### EXERCISE GOAL
Repeat the material exactly, leaving nothing out.
[Begin RECORDS PROVIDED]
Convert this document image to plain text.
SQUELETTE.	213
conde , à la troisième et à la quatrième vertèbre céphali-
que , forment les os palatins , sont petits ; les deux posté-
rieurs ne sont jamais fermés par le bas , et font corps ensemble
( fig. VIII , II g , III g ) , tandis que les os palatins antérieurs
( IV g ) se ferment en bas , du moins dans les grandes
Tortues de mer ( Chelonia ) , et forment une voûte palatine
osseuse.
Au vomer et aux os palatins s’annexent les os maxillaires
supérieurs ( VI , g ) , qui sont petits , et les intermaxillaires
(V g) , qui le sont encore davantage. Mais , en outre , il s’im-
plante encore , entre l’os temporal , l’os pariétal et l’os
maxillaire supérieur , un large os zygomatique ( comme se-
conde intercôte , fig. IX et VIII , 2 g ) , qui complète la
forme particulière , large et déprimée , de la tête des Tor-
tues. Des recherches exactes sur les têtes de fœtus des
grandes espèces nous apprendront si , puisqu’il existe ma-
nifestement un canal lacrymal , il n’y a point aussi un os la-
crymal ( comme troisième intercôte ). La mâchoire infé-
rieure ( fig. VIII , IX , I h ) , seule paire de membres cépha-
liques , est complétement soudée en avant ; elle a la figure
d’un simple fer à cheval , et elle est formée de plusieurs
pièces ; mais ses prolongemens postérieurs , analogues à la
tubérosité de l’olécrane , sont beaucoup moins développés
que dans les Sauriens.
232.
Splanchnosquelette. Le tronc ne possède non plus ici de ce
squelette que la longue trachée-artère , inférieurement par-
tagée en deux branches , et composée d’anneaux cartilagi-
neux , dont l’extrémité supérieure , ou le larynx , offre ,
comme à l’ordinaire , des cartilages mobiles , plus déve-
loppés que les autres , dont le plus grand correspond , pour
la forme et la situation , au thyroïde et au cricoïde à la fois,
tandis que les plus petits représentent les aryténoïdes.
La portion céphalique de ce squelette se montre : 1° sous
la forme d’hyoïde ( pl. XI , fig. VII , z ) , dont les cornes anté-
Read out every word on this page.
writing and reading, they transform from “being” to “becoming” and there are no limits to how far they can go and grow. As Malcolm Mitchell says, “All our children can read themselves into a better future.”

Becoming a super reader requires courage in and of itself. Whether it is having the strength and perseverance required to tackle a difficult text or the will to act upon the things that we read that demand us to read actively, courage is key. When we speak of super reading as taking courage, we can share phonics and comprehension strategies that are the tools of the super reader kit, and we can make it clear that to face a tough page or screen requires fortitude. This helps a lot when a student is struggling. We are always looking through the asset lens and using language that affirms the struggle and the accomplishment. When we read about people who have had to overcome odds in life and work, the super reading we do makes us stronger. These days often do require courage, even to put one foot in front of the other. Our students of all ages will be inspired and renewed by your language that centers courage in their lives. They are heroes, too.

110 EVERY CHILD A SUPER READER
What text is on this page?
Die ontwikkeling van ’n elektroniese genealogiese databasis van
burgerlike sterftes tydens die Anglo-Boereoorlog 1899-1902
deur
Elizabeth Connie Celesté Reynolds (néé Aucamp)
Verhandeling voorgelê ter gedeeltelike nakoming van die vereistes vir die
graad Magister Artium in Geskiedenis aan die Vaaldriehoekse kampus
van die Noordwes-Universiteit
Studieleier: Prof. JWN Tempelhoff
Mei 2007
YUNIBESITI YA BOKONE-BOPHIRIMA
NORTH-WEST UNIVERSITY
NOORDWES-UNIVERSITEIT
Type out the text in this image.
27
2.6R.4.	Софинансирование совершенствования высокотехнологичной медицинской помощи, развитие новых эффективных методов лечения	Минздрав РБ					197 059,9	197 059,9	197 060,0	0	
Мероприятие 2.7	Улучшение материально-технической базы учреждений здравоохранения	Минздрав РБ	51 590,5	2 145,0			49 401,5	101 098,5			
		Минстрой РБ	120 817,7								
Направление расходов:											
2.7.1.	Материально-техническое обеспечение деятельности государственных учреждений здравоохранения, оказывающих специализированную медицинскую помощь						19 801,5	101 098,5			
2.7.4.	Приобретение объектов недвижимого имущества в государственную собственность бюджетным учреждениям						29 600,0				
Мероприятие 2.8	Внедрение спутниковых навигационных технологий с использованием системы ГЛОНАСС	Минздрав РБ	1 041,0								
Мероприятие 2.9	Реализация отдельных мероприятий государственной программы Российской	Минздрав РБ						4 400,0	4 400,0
[End RECORDS PROVIDED]
### WRITTEN RESPONSE
Convert this document image to plain text.
SQUELETTE.	213
conde , à la troisième et à la quatrième vertèbre céphali-
que , forment les os palatins , sont petits ; les deux posté-
rieurs ne sont jamais fermés par le bas , et font corps ensemble
( fig. VIII , II g , III g ) , tandis que les os palatins antérieurs
( IV g ) se ferment en bas , du moins dans les grandes
Tortues de mer ( Chelonia ) , et forment une voûte palatine
osseuse.
Au vomer et aux os palatins s’annexent les os maxillaires
supérieurs ( VI , g ) , qui sont petits , et les intermaxillaires
(V g) , qui le sont encore davantage. Mais , en outre , il s’im-
plante encore , entre l’os temporal , l’os pariétal et l’os
maxillaire supérieur , un large os zygomatique ( comme se-
conde intercôte , fig. IX et VIII , 2 g ) , qui complète la
forme particulière , large et déprimée , de la tête des Tor-
tues. Des recherches exactes sur les têtes de fœtus des
grandes espèces nous apprendront si , puisqu’il existe ma-
nifestement un canal lacrymal , il n’y a point aussi un os la-
crymal ( comme troisième intercôte ). La mâchoire infé-
rieure ( fig. VIII , IX , I h ) , seule paire de membres cépha-
liques , est complétement soudée en avant ; elle a la figure
d’un simple fer à cheval , et elle est formée de plusieurs
pièces ; mais ses prolongemens postérieurs , analogues à la
tubérosité de l’olécrane , sont beaucoup moins développés
que dans les Sauriens.
232.
Splanchnosquelette. Le tronc ne possède non plus ici de ce
squelette que la longue trachée-artère , inférieurement par-
tagée en deux branches , et composée d’anneaux cartilagi-
neux , dont l’extrémité supérieure , ou le larynx , offre ,
comme à l’ordinaire , des cartilages mobiles , plus déve-
loppés que les autres , dont le plus grand correspond , pour
la forme et la situation , au thyroïde et au cricoïde à la fois,
tandis que les plus petits représentent les aryténoïdes.
La portion céphalique de ce squelette se montre : 1° sous
la forme d’hyoïde ( pl. XI , fig. VII , z ) , dont les cornes anté-
Read out every word on this page.
writing and reading, they transform from “being” to “becoming” and there are no limits to how far they can go and grow. As Malcolm Mitchell says, “All our children can read themselves into a better future.”

Becoming a super reader requires courage in and of itself. Whether it is having the strength and perseverance required to tackle a difficult text or the will to act upon the things that we read that demand us to read actively, courage is key. When we speak of super reading as taking courage, we can share phonics and comprehension strategies that are the tools of the super reader kit, and we can make it clear that to face a tough page or screen requires fortitude. This helps a lot when a student is struggling. We are always looking through the asset lens and using language that affirms the struggle and the accomplishment. When we read about people who have had to overcome odds in life and work, the super reading we do makes us stronger. These days often do require courage, even to put one foot in front of the other. Our students of all ages will be inspired and renewed by your language that centers courage in their lives. They are heroes, too.

110 EVERY CHILD A SUPER READER
What text is on this page?
Die ontwikkeling van ’n elektroniese genealogiese databasis van
burgerlike sterftes tydens die Anglo-Boereoorlog 1899-1902
deur
Elizabeth Connie Celesté Reynolds (néé Aucamp)
Verhandeling voorgelê ter gedeeltelike nakoming van die vereistes vir die
graad Magister Artium in Geskiedenis aan die Vaaldriehoekse kampus
van die Noordwes-Universiteit
Studieleier: Prof. JWN Tempelhoff
Mei 2007
YUNIBESITI YA BOKONE-BOPHIRIMA
NORTH-WEST UNIVERSITY
NOORDWES-UNIVERSITEIT
Type out the text in this image.
27
2.6R.4.	Софинансирование совершенствования высокотехнологичной медицинской помощи, развитие новых эффективных методов лечения	Минздрав РБ					197 059,9	197 059,9	197 060,0	0	
Мероприятие 2.7	Улучшение материально-технической базы учреждений здравоохранения	Минздрав РБ	51 590,5	2 145,0			49 401,5	101 098,5			
		Минстрой РБ	120 817,7								
Направление расходов:											
2.7.1.	Материально-техническое обеспечение деятельности государственных учреждений здравоохранения, оказывающих специализированную медицинскую помощь						19 801,5	101 098,5			
2.7.4.	Приобретение объектов недвижимого имущества в государственную собственность бюджетным учреждениям						29 600,0				
Мероприятие 2.8	Внедрение спутниковых навигационных технологий с использованием системы ГЛОНАСС	Минздрав РБ	1 041,0								
Мероприятие 2.9	Реализация отдельных мероприятий государственной программы Российской	Минздрав РБ						4 400,0	4 400,0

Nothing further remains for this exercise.